▶ _RECORDS TO USE_
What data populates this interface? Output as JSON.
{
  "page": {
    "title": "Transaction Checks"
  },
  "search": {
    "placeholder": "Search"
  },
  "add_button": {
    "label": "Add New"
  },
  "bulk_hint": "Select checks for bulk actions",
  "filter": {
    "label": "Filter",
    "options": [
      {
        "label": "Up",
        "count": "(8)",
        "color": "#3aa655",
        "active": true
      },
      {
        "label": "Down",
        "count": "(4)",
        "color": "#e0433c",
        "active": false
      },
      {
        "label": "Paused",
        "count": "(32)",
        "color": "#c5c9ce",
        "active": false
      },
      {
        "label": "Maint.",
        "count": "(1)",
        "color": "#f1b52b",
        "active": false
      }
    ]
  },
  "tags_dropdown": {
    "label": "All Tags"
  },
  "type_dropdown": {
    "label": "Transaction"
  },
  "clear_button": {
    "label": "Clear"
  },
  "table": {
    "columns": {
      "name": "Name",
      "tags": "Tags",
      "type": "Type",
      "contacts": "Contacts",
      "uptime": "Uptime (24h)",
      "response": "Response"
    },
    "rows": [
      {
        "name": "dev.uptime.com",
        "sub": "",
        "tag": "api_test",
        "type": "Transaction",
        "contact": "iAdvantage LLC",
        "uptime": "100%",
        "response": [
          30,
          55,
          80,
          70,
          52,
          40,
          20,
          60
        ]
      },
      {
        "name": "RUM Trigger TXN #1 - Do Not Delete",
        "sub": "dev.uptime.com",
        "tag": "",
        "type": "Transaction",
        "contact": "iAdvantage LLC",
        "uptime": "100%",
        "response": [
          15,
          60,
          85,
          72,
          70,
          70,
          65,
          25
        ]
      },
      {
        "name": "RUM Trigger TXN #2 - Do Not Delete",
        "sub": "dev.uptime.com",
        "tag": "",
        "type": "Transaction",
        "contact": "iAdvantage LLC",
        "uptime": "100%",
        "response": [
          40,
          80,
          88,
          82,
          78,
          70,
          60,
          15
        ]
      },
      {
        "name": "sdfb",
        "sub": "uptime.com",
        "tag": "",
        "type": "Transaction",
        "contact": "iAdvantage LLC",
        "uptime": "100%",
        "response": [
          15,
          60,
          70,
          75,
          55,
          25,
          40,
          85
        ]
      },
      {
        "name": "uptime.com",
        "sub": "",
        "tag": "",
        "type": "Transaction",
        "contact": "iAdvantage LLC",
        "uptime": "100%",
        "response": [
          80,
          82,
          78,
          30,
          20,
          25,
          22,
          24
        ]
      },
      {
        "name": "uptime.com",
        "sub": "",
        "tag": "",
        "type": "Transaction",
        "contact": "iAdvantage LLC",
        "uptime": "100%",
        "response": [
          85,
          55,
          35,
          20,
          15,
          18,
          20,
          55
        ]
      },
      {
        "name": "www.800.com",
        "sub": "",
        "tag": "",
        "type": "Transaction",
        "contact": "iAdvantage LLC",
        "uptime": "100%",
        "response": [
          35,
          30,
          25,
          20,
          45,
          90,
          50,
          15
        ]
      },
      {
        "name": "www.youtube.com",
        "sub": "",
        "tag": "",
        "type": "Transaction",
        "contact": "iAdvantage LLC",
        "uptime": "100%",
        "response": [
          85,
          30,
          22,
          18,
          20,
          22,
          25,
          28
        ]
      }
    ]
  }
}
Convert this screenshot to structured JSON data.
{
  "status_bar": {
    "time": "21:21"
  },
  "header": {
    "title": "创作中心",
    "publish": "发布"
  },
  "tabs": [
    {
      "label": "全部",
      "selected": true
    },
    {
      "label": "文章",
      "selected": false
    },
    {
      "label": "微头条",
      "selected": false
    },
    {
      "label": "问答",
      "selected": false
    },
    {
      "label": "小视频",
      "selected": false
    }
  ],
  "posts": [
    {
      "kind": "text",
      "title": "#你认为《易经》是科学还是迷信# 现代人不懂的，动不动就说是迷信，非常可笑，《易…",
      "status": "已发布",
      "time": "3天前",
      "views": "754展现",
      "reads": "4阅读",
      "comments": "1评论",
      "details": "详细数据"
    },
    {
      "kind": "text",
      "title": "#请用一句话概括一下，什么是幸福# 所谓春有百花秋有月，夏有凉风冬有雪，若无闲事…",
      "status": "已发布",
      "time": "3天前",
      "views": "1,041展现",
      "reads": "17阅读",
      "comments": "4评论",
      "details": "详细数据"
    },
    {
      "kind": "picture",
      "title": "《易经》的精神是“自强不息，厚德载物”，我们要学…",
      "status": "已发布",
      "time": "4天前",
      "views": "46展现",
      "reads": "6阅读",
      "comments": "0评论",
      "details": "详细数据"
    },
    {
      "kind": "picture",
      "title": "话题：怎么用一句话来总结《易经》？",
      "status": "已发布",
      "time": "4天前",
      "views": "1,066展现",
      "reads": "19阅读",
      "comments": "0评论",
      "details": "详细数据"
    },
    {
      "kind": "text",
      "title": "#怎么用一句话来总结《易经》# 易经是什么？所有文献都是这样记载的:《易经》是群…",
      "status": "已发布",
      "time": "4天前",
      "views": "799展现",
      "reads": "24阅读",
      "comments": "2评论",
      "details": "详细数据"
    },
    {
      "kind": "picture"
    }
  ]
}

▶ _BRIEF_
Reproduce all of the data exactly as given.

▶ _FINISHED ANSWER_
What data populates this interface? Output as JSON.
{
  "page": {
    "title": "Transaction Checks"
  },
  "search": {
    "placeholder": "Search"
  },
  "add_button": {
    "label": "Add New"
  },
  "bulk_hint": "Select checks for bulk actions",
  "filter": {
    "label": "Filter",
    "options": [
      {
        "label": "Up",
        "count": "(8)",
        "color": "#3aa655",
        "active": true
      },
      {
        "label": "Down",
        "count": "(4)",
        "color": "#e0433c",
        "active": false
      },
      {
        "label": "Paused",
        "count": "(32)",
        "color": "#c5c9ce",
        "active": false
      },
      {
        "label": "Maint.",
        "count": "(1)",
        "color": "#f1b52b",
        "active": false
      }
    ]
  },
  "tags_dropdown": {
    "label": "All Tags"
  },
  "type_dropdown": {
    "label": "Transaction"
  },
  "clear_button": {
    "label": "Clear"
  },
  "table": {
    "columns": {
      "name": "Name",
      "tags": "Tags",
      "type": "Type",
      "contacts": "Contacts",
      "uptime": "Uptime (24h)",
      "response": "Response"
    },
    "rows": [
      {
        "name": "dev.uptime.com",
        "sub": "",
        "tag": "api_test",
        "type": "Transaction",
        "contact": "iAdvantage LLC",
        "uptime": "100%",
        "response": [
          30,
          55,
          80,
          70,
          52,
          40,
          20,
          60
        ]
      },
      {
        "name": "RUM Trigger TXN #1 - Do Not Delete",
        "sub": "dev.uptime.com",
        "tag": "",
        "type": "Transaction",
        "contact": "iAdvantage LLC",
        "uptime": "100%",
        "response": [
          15,
          60,
          85,
          72,
          70,
          70,
          65,
          25
        ]
      },
      {
        "name": "RUM Trigger TXN #2 - Do Not Delete",
        "sub": "dev.uptime.com",
        "tag": "",
        "type": "Transaction",
        "contact": "iAdvantage LLC",
        "uptime": "100%",
        "response": [
          40,
          80,
          88,
          82,
          78,
          70,
          60,
          15
        ]
      },
      {
        "name": "sdfb",
        "sub": "uptime.com",
        "tag": "",
        "type": "Transaction",
        "contact": "iAdvantage LLC",
        "uptime": "100%",
        "response": [
          15,
          60,
          70,
          75,
          55,
          25,
          40,
          85
        ]
      },
      {
        "name": "uptime.com",
        "sub": "",
        "tag": "",
        "type": "Transaction",
        "contact": "iAdvantage LLC",
        "uptime": "100%",
        "response": [
          80,
          82,
          78,
          30,
          20,
          25,
          22,
          24
        ]
      },
      {
        "name": "uptime.com",
        "sub": "",
        "tag": "",
        "type": "Transaction",
        "contact": "iAdvantage LLC",
        "uptime": "100%",
        "response": [
          85,
          55,
          35,
          20,
          15,
          18,
          20,
          55
        ]
      },
      {
        "name": "www.800.com",
        "sub": "",
        "tag": "",
        "type": "Transaction",
        "contact": "iAdvantage LLC",
        "uptime": "100%",
        "response": [
          35,
          30,
          25,
          20,
          45,
          90,
          50,
          15
        ]
      },
      {
        "name": "www.youtube.com",
        "sub": "",
        "tag": "",
        "type": "Transaction",
        "contact": "iAdvantage LLC",
        "uptime": "100%",
        "response": [
          85,
          30,
          22,
          18,
          20,
          22,
          25,
          28
        ]
      }
    ]
  }
}
Convert this screenshot to structured JSON data.
{
  "status_bar": {
    "time": "21:21"
  },
  "header": {
    "title": "创作中心",
    "publish": "发布"
  },
  "tabs": [
    {
      "label": "全部",
      "selected": true
    },
    {
      "label": "文章",
      "selected": false
    },
    {
      "label": "微头条",
      "selected": false
    },
    {
      "label": "问答",
      "selected": false
    },
    {
      "label": "小视频",
      "selected": false
    }
  ],
  "posts": [
    {
      "kind": "text",
      "title": "#你认为《易经》是科学还是迷信# 现代人不懂的，动不动就说是迷信，非常可笑，《易…",
      "status": "已发布",
      "time": "3天前",
      "views": "754展现",
      "reads": "4阅读",
      "comments": "1评论",
      "details": "详细数据"
    },
    {
      "kind": "text",
      "title": "#请用一句话概括一下，什么是幸福# 所谓春有百花秋有月，夏有凉风冬有雪，若无闲事…",
      "status": "已发布",
      "time": "3天前",
      "views": "1,041展现",
      "reads": "17阅读",
      "comments": "4评论",
      "details": "详细数据"
    },
    {
      "kind": "picture",
      "title": "《易经》的精神是“自强不息，厚德载物”，我们要学…",
      "status": "已发布",
      "time": "4天前",
      "views": "46展现",
      "reads": "6阅读",
      "comments": "0评论",
      "details": "详细数据"
    },
    {
      "kind": "picture",
      "title": "话题：怎么用一句话来总结《易经》？",
      "status": "已发布",
      "time": "4天前",
      "views": "1,066展现",
      "reads": "19阅读",
      "comments": "0评论",
      "details": "详细数据"
    },
    {
      "kind": "text",
      "title": "#怎么用一句话来总结《易经》# 易经是什么？所有文献都是这样记载的:《易经》是群…",
      "status": "已发布",
      "time": "4天前",
      "views": "799展现",
      "reads": "24阅读",
      "comments": "2评论",
      "details": "详细数据"
    },
    {
      "kind": "picture"
    }
  ]
}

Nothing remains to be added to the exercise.